> WHAT YOU NEED TO DO:
An exact transcription of all the records is required, minus the images.

> EXERCISE DATA:

'''

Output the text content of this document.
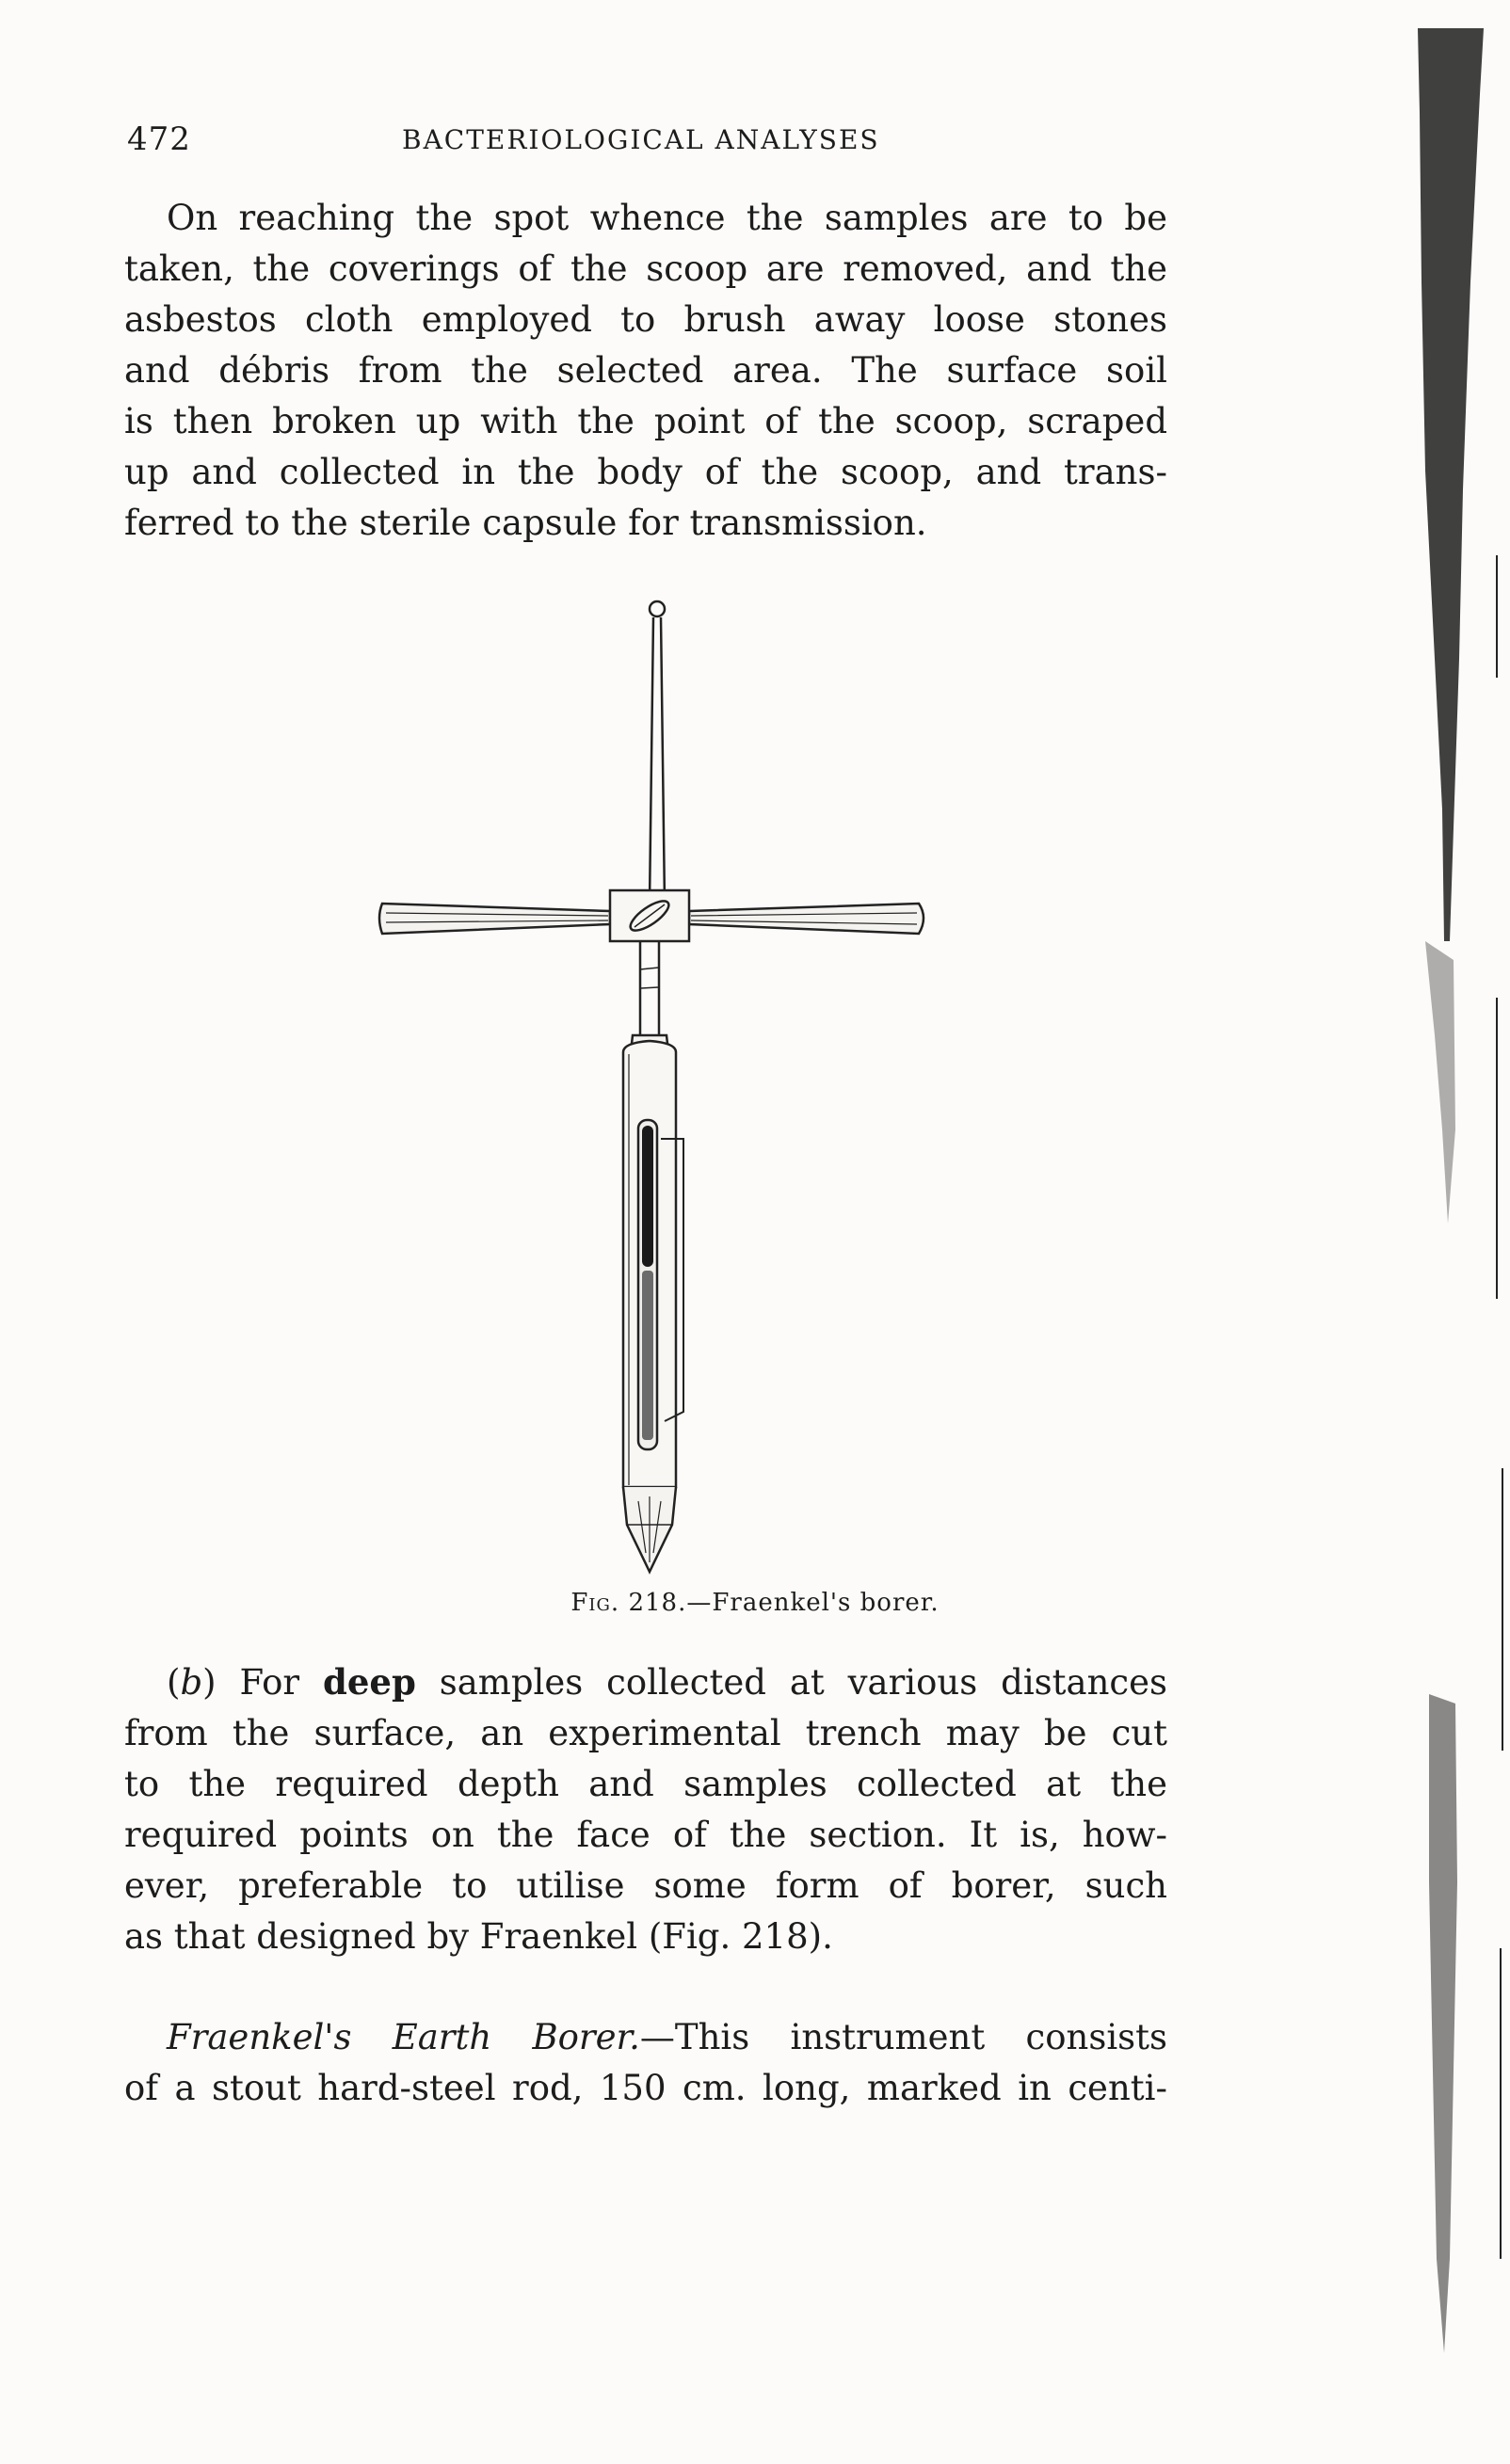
472	BACTERIOLOGICAL ANALYSES
On reaching the spot whence the samples are to be
taken, the coverings of the scoop are removed, and the
asbestos cloth employed to brush away loose stones
and débris from the selected area. The surface soil
is then broken up with the point of the scoop, scraped
up and collected in the body of the scoop, and trans-
ferred to the sterile capsule for transmission.
Fig. 218.—Fraenkel's borer.
(b) For deep samples collected at various distances
from the surface, an experimental trench may be cut
to the required depth and samples collected at the
required points on the face of the section. It is, how-
ever, preferable to utilise some form of borer, such
as that designed by Fraenkel (Fig. 218).
Fraenkel's Earth Borer.—This instrument consists
of a stout hard-steel rod, 150 cm. long, marked in centi-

'''

> COMPLETED EXERCISE:
Output the text content of this document.
472	BACTERIOLOGICAL ANALYSES
On reaching the spot whence the samples are to be
taken, the coverings of the scoop are removed, and the
asbestos cloth employed to brush away loose stones
and débris from the selected area. The surface soil
is then broken up with the point of the scoop, scraped
up and collected in the body of the scoop, and trans-
ferred to the sterile capsule for transmission.
Fig. 218.—Fraenkel's borer.
(b) For deep samples collected at various distances
from the surface, an experimental trench may be cut
to the required depth and samples collected at the
required points on the face of the section. It is, how-
ever, preferable to utilise some form of borer, such
as that designed by Fraenkel (Fig. 218).
Fraenkel's Earth Borer.—This instrument consists
of a stout hard-steel rod, 150 cm. long, marked in centi-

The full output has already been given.